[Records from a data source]
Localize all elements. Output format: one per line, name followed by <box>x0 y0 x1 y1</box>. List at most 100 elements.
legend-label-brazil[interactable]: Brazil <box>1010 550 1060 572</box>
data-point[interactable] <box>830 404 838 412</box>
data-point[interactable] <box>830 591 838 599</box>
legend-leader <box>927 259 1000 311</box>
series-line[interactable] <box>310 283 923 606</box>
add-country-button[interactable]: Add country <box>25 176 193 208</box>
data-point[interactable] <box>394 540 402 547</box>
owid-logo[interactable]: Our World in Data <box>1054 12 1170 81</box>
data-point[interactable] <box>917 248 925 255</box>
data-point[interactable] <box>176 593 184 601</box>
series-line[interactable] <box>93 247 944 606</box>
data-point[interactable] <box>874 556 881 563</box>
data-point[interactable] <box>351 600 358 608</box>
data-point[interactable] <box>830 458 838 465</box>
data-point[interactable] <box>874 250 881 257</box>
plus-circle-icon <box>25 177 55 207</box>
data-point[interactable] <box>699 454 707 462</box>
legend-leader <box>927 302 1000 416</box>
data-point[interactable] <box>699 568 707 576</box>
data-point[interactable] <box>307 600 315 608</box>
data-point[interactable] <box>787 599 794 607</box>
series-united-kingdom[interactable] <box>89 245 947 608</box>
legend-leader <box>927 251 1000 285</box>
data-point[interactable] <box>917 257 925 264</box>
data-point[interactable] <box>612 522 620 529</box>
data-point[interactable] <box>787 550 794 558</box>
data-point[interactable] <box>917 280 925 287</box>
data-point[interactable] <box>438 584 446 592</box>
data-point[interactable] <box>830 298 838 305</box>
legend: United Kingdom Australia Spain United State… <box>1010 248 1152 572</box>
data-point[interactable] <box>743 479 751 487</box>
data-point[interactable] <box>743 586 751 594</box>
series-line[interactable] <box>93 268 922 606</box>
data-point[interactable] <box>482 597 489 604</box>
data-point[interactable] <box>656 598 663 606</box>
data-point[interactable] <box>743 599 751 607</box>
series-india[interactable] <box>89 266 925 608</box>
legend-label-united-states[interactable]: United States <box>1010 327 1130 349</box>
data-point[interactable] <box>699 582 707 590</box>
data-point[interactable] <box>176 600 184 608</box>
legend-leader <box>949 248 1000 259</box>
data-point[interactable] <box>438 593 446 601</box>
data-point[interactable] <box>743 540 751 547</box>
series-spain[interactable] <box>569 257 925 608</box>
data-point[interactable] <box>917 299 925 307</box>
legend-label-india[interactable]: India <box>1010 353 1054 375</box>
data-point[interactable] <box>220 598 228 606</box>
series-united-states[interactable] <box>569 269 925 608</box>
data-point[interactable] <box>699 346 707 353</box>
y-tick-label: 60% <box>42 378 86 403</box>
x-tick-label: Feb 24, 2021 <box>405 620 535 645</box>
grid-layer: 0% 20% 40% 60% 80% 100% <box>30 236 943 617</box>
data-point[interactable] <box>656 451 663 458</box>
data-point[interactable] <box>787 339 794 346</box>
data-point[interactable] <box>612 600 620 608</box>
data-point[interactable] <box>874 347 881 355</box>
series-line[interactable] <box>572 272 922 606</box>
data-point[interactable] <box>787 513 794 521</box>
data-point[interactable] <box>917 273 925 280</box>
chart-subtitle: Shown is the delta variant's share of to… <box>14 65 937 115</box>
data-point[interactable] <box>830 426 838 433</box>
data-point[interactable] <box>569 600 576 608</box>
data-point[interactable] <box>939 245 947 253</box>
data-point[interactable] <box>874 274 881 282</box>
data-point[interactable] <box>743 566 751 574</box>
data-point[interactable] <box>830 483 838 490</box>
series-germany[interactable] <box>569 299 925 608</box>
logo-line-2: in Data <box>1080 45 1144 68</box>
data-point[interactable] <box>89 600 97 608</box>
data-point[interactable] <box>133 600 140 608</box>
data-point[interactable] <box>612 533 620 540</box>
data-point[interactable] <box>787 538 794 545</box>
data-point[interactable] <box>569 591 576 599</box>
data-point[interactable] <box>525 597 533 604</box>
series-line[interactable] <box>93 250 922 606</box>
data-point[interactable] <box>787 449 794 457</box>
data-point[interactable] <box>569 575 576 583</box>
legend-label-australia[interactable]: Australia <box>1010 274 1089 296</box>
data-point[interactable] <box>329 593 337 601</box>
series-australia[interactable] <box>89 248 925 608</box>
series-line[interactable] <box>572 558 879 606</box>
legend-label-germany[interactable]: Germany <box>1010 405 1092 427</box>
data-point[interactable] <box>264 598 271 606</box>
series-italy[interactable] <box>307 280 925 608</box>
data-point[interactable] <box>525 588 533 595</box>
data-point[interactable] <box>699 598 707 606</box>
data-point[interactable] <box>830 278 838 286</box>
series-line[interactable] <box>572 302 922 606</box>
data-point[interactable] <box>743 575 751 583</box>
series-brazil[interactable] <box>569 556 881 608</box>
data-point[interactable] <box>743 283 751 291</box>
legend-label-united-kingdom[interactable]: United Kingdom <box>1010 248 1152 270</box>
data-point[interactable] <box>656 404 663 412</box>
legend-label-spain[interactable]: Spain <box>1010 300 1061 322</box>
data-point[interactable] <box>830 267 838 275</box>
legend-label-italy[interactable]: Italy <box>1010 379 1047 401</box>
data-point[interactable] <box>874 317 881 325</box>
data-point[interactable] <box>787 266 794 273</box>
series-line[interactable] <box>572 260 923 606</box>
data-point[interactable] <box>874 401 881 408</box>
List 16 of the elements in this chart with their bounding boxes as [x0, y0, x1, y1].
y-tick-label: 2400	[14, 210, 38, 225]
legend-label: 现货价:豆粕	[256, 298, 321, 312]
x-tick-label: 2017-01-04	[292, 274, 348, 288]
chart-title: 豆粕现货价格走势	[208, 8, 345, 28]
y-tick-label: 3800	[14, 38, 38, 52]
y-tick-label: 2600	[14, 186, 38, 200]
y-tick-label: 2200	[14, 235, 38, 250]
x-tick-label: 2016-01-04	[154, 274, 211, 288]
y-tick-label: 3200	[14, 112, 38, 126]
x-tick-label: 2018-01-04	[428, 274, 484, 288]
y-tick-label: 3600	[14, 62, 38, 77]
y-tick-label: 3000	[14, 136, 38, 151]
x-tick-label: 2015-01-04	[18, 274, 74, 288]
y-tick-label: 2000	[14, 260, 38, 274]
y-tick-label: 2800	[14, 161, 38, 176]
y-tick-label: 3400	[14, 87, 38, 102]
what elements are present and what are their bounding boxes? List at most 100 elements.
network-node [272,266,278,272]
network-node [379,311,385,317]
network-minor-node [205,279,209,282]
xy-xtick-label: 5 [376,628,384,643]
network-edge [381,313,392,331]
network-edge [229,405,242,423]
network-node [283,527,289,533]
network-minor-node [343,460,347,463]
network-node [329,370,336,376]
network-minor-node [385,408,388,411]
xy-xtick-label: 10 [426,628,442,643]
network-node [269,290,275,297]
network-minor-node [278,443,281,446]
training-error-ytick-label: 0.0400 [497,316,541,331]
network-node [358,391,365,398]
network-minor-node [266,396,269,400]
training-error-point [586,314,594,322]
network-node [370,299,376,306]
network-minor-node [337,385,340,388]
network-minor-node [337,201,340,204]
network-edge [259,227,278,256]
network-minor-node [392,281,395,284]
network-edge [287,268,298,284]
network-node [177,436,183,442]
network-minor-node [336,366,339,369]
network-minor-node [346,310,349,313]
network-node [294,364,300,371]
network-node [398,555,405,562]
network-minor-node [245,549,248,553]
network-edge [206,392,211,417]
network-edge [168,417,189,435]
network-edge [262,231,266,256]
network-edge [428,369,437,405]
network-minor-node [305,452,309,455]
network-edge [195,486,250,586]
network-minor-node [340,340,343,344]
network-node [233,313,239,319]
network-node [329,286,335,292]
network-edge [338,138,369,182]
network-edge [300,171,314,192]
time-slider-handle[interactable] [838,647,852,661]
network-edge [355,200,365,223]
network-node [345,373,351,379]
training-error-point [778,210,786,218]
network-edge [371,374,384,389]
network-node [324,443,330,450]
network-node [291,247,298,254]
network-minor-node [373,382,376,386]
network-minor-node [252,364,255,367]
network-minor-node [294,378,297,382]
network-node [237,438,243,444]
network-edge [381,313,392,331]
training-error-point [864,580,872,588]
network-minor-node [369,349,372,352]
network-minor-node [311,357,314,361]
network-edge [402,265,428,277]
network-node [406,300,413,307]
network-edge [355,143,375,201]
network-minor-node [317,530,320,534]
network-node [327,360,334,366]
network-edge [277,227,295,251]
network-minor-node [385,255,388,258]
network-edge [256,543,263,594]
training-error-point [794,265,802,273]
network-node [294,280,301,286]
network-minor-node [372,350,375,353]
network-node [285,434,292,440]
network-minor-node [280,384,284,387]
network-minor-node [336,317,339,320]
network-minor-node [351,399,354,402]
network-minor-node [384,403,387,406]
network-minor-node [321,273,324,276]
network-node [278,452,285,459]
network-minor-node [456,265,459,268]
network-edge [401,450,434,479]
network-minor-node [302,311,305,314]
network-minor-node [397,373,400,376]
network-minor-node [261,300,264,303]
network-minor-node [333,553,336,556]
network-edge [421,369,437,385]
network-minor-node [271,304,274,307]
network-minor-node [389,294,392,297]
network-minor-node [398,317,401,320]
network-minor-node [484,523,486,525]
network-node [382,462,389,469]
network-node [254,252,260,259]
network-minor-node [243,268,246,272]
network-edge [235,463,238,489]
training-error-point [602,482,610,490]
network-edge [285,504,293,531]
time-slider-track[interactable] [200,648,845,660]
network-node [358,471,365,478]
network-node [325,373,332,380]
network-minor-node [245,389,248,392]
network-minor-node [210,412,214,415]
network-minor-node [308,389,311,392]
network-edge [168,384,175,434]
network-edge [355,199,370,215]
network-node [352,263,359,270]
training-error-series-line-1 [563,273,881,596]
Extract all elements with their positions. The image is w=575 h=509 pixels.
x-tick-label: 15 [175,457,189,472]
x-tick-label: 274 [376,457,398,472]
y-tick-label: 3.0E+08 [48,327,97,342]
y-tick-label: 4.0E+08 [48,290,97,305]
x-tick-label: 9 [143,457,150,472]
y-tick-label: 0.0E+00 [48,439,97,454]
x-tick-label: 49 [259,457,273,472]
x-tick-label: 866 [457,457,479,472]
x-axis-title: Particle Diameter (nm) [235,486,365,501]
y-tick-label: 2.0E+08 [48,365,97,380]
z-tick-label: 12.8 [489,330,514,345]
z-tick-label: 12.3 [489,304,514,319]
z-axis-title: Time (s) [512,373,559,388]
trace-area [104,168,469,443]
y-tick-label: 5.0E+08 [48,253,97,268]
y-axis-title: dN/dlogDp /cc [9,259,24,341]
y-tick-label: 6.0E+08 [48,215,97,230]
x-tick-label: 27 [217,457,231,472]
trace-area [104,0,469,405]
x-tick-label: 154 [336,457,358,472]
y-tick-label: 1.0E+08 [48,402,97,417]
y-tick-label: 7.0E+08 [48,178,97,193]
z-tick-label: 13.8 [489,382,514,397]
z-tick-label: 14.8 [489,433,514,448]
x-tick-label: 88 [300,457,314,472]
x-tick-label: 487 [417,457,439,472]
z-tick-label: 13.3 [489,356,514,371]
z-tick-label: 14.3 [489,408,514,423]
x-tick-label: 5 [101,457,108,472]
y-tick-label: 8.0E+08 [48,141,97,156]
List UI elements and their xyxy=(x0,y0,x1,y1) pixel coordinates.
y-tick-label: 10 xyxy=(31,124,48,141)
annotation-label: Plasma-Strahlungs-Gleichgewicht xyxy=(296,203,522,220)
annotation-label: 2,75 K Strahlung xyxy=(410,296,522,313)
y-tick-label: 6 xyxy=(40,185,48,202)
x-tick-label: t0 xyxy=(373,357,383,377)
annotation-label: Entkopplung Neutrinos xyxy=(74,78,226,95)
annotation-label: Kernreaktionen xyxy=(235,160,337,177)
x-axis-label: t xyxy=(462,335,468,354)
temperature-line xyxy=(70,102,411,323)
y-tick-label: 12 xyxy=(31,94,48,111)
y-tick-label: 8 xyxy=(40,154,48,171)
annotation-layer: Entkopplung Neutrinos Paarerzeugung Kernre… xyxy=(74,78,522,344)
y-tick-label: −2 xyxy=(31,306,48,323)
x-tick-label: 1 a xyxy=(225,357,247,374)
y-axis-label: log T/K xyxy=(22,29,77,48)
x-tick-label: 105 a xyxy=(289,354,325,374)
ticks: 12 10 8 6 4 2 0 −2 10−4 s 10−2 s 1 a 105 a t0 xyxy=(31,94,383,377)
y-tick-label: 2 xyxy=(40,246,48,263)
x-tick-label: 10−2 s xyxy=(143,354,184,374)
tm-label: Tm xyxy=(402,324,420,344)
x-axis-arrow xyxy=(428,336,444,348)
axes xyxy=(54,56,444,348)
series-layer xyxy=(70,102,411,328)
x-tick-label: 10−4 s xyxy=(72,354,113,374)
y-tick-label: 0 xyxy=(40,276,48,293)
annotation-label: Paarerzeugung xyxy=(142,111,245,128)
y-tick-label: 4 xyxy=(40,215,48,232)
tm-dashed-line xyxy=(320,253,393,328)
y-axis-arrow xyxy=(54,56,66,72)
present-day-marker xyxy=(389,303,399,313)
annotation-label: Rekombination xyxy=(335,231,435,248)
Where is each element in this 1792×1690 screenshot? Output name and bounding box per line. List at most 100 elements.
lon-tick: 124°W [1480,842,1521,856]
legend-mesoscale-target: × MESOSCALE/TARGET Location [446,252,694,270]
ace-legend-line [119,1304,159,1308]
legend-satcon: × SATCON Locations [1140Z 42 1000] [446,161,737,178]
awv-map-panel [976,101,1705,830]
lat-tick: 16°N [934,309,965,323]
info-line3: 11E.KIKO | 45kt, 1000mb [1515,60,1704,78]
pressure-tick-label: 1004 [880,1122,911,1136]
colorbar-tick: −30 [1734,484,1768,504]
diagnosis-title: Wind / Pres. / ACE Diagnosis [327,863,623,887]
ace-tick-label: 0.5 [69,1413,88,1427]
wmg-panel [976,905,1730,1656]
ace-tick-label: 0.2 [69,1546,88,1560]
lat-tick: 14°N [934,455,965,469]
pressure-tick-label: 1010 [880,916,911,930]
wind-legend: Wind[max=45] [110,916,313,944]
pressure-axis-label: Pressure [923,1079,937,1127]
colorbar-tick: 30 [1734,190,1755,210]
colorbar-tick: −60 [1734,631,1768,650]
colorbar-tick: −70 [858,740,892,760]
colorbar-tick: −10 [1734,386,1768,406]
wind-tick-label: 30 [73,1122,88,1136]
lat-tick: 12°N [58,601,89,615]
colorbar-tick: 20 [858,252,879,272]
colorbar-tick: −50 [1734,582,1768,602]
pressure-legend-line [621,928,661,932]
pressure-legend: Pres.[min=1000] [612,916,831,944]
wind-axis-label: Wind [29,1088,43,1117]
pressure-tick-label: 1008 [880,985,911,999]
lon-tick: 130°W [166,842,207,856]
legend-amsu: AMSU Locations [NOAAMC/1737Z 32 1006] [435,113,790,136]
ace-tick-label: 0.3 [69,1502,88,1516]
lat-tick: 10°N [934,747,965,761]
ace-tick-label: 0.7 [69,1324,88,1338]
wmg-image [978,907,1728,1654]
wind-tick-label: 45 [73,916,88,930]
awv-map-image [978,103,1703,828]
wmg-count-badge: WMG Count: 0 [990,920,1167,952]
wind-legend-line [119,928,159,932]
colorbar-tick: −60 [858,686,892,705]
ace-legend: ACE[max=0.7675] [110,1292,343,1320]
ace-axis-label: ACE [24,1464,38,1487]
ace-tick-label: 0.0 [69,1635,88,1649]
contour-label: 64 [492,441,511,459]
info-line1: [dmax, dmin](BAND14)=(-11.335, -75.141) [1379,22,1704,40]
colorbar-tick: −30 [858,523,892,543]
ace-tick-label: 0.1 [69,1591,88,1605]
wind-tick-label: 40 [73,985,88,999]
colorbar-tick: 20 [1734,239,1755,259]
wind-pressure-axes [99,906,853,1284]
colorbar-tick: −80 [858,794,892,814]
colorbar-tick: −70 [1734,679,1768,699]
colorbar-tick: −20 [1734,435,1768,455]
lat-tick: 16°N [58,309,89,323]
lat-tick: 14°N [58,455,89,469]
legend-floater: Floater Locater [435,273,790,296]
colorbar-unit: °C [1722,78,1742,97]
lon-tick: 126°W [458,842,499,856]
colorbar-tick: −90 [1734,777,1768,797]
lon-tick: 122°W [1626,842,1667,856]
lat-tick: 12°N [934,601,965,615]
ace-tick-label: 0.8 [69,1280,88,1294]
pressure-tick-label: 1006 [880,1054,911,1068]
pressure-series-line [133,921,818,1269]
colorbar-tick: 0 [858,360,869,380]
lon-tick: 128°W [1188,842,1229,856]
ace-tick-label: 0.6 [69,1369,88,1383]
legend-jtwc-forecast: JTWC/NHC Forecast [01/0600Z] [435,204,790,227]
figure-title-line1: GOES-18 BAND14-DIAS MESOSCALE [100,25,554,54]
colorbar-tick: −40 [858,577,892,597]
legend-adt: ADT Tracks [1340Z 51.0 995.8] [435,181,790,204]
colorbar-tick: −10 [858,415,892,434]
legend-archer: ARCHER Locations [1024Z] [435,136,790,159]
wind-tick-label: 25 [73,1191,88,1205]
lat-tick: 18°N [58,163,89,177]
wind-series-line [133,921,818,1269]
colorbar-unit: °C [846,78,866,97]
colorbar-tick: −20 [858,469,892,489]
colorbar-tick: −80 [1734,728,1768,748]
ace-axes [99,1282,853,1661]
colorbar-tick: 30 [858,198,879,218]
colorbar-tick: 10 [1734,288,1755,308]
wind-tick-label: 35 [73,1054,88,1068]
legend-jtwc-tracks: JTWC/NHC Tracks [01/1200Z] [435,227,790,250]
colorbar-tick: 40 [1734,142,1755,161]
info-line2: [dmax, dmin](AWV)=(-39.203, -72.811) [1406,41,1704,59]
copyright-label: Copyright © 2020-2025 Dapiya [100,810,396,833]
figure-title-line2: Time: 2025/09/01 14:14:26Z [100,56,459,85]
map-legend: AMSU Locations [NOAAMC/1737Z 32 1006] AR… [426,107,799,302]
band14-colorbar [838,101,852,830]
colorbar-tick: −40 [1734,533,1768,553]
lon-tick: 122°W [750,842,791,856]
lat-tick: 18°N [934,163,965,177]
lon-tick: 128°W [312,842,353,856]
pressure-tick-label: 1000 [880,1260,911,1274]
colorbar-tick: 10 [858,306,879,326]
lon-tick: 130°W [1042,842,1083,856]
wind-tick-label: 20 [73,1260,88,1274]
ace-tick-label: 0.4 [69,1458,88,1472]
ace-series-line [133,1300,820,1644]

[Your instructions] Please transcribe the material starting with its first line and going on through the line with "data-point[interactable] <box>699 568", including both of those lines.

[Completed task]
Localize all elements. Output format: one per line, name followed by <box>x0 y0 x1 y1</box>. List at most 100 elements.
legend-label-brazil[interactable]: Brazil <box>1010 550 1060 572</box>
data-point[interactable] <box>830 404 838 412</box>
data-point[interactable] <box>830 591 838 599</box>
legend-leader <box>927 259 1000 311</box>
series-line[interactable] <box>310 283 923 606</box>
add-country-button[interactable]: Add country <box>25 176 193 208</box>
data-point[interactable] <box>394 540 402 547</box>
owid-logo[interactable]: Our World in Data <box>1054 12 1170 81</box>
data-point[interactable] <box>917 248 925 255</box>
data-point[interactable] <box>176 593 184 601</box>
series-line[interactable] <box>93 247 944 606</box>
data-point[interactable] <box>874 556 881 563</box>
data-point[interactable] <box>351 600 358 608</box>
data-point[interactable] <box>830 458 838 465</box>
data-point[interactable] <box>874 250 881 257</box>
plus-circle-icon <box>25 177 55 207</box>
data-point[interactable] <box>699 454 707 462</box>
legend-leader <box>927 302 1000 416</box>
data-point[interactable] <box>699 568 707 576</box>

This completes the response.